━━━━━ EXCERPTED RECORDS

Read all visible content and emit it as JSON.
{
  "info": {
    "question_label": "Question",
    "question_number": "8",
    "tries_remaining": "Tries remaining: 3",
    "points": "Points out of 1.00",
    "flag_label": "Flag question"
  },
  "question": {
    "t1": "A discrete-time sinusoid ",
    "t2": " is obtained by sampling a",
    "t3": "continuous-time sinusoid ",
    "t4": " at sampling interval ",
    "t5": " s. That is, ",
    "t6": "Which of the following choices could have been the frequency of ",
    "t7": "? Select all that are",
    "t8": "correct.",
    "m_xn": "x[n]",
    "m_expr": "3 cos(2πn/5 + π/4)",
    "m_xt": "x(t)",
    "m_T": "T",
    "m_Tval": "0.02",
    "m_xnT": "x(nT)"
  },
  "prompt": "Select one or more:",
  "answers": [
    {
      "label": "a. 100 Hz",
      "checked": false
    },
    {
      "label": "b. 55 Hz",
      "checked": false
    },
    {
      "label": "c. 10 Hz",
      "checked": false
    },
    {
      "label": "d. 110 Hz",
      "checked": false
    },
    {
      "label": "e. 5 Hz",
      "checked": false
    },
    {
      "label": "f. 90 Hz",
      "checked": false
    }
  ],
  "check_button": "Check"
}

━━━━━━━━━━

*WHAT IS ASKED:*
Scan the data above and copy every line with "sampling" in it.

*TASK ANSWER:*
    "t2": " is obtained by sampling a",
    "t4": " at sampling interval ",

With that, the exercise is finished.